**What the exercise asks:**
Give exactly the lines from the one with "Enumerate this screenshot's" through the final line of the listing below, both included, leaving out any pictures.

* Begin *

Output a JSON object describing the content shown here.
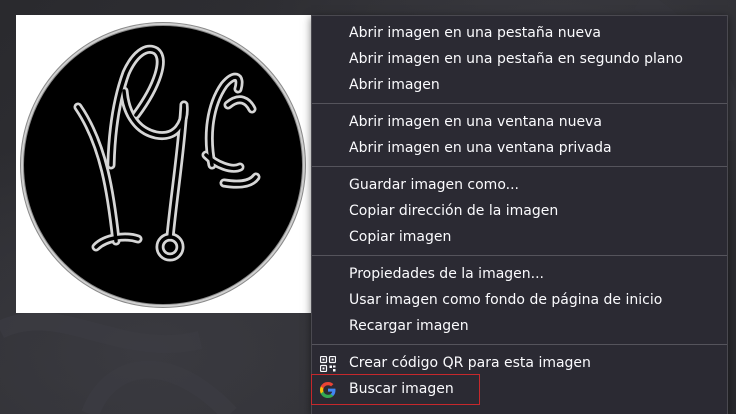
{
  "context_menu": {
    "items": [
      {
        "label": "Abrir imagen en una pestaña nueva",
        "icon": null
      },
      {
        "label": "Abrir imagen en una pestaña en segundo plano",
        "icon": null
      },
      {
        "label": "Abrir imagen",
        "icon": null
      },
      {
        "separator": true
      },
      {
        "label": "Abrir imagen en una ventana nueva",
        "icon": null
      },
      {
        "label": "Abrir imagen en una ventana privada",
        "icon": null
      },
      {
        "separator": true
      },
      {
        "label": "Guardar imagen como...",
        "icon": null
      },
      {
        "label": "Copiar dirección de la imagen",
        "icon": null
      },
      {
        "label": "Copiar imagen",
        "icon": null
      },
      {
        "separator": true
      },
      {
        "label": "Propiedades de la imagen...",
        "icon": null
      },
      {
        "label": "Usar imagen como fondo de página de inicio",
        "icon": null
      },
      {
        "label": "Recargar imagen",
        "icon": null
      },
      {
        "separator": true
      },
      {
        "label": "Crear código QR para esta imagen",
        "icon": "qr-code-icon"
      },
      {
        "label": "Buscar imagen",
        "icon": "google-icon",
        "highlighted": true
      }
    ]
  },
  "colors": {
    "menu_bg": "#2b2a33",
    "menu_text": "#fbfbfe",
    "highlight_border": "#c6282c",
    "google_blue": "#4285f4",
    "google_red": "#ea4335",
    "google_yellow": "#fbbc05",
    "google_green": "#34a853"
  },
  "image": {
    "description_icon": "monogram-logo"
  }
}
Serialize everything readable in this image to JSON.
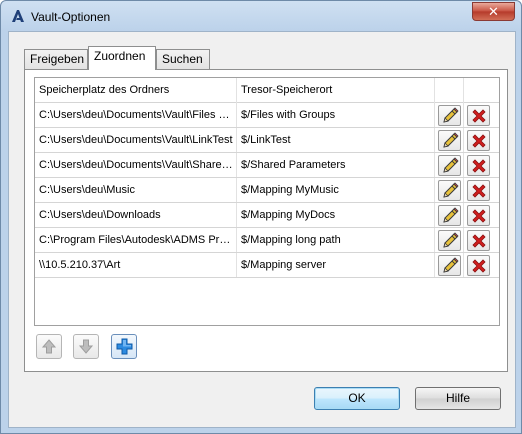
{
  "window": {
    "title": "Vault-Optionen",
    "close_symbol": "✕"
  },
  "tabs": [
    {
      "label": "Freigeben",
      "active": false
    },
    {
      "label": "Zuordnen",
      "active": true
    },
    {
      "label": "Suchen",
      "active": false
    }
  ],
  "grid": {
    "columns": [
      "Speicherplatz des Ordners",
      "Tresor-Speicherort",
      "",
      ""
    ],
    "rows": [
      {
        "folder": "C:\\Users\\deu\\Documents\\Vault\\Files with Groups",
        "vault": "$/Files with Groups"
      },
      {
        "folder": "C:\\Users\\deu\\Documents\\Vault\\LinkTest",
        "vault": "$/LinkTest"
      },
      {
        "folder": "C:\\Users\\deu\\Documents\\Vault\\Shared Parameters",
        "vault": "$/Shared Parameters"
      },
      {
        "folder": "C:\\Users\\deu\\Music",
        "vault": "$/Mapping MyMusic"
      },
      {
        "folder": "C:\\Users\\deu\\Downloads",
        "vault": "$/Mapping MyDocs"
      },
      {
        "folder": "C:\\Program Files\\Autodesk\\ADMS Professional",
        "vault": "$/Mapping long path"
      },
      {
        "folder": "\\\\10.5.210.37\\Art",
        "vault": "$/Mapping server"
      }
    ],
    "row_icons": {
      "edit": "pencil-icon",
      "delete": "red-x-icon"
    }
  },
  "toolbar": {
    "move_up": "arrow-up-icon",
    "move_down": "arrow-down-icon",
    "add": "plus-icon"
  },
  "buttons": {
    "ok": "OK",
    "help": "Hilfe"
  },
  "colors": {
    "title_bar": "#bcd2ea",
    "close_button": "#c7503f",
    "delete_icon": "#d11f1f",
    "add_icon": "#1a7ad6"
  }
}
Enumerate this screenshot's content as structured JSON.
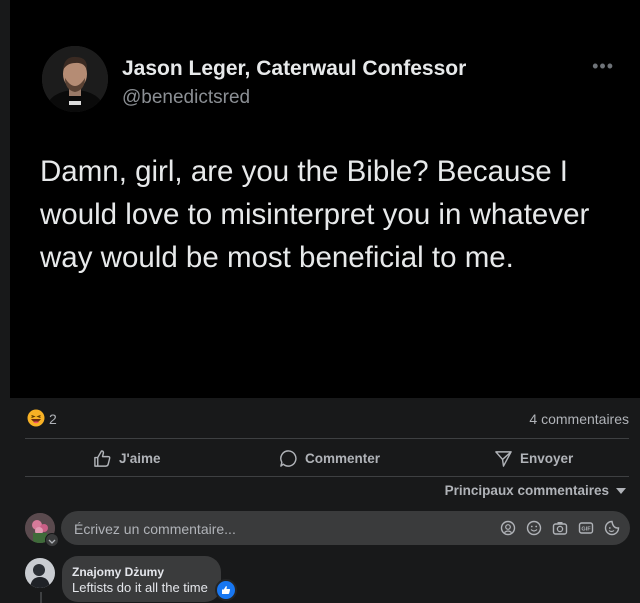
{
  "tweet": {
    "name": "Jason Leger, Caterwaul Confessor",
    "handle": "@benedictsred",
    "text": "Damn, girl, are you the Bible? Because I would love to misinterpret you in whatever way would be most beneficial to me.",
    "more_icon": "ellipsis-icon"
  },
  "stats": {
    "reaction_icon": "haha-emoji-icon",
    "reaction_count": "2",
    "comments_count": "4 commentaires"
  },
  "actions": {
    "like_label": "J'aime",
    "comment_label": "Commenter",
    "send_label": "Envoyer"
  },
  "sort": {
    "label": "Principaux commentaires"
  },
  "composer": {
    "placeholder": "Écrivez un commentaire...",
    "tools": [
      "avatar-sticker-icon",
      "emoji-icon",
      "camera-icon",
      "gif-icon",
      "sticker-icon"
    ]
  },
  "comment": {
    "author": "Znajomy Dżumy",
    "text": "Leftists do it all the time",
    "reaction_icon": "like-icon"
  },
  "colors": {
    "background": "#18191a",
    "tweet_background": "#000000",
    "bubble": "#3a3b3c",
    "secondary_text": "#b0b3b8",
    "like_blue": "#1877f2"
  }
}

* End *

**Written solution:**
Enumerate this screenshot's content as structured JSON.
{
  "tweet": {
    "name": "Jason Leger, Caterwaul Confessor",
    "handle": "@benedictsred",
    "text": "Damn, girl, are you the Bible? Because I would love to misinterpret you in whatever way would be most beneficial to me.",
    "more_icon": "ellipsis-icon"
  },
  "stats": {
    "reaction_icon": "haha-emoji-icon",
    "reaction_count": "2",
    "comments_count": "4 commentaires"
  },
  "actions": {
    "like_label": "J'aime",
    "comment_label": "Commenter",
    "send_label": "Envoyer"
  },
  "sort": {
    "label": "Principaux commentaires"
  },
  "composer": {
    "placeholder": "Écrivez un commentaire...",
    "tools": [
      "avatar-sticker-icon",
      "emoji-icon",
      "camera-icon",
      "gif-icon",
      "sticker-icon"
    ]
  },
  "comment": {
    "author": "Znajomy Dżumy",
    "text": "Leftists do it all the time",
    "reaction_icon": "like-icon"
  },
  "colors": {
    "background": "#18191a",
    "tweet_background": "#000000",
    "bubble": "#3a3b3c",
    "secondary_text": "#b0b3b8",
    "like_blue": "#1877f2"
  }
}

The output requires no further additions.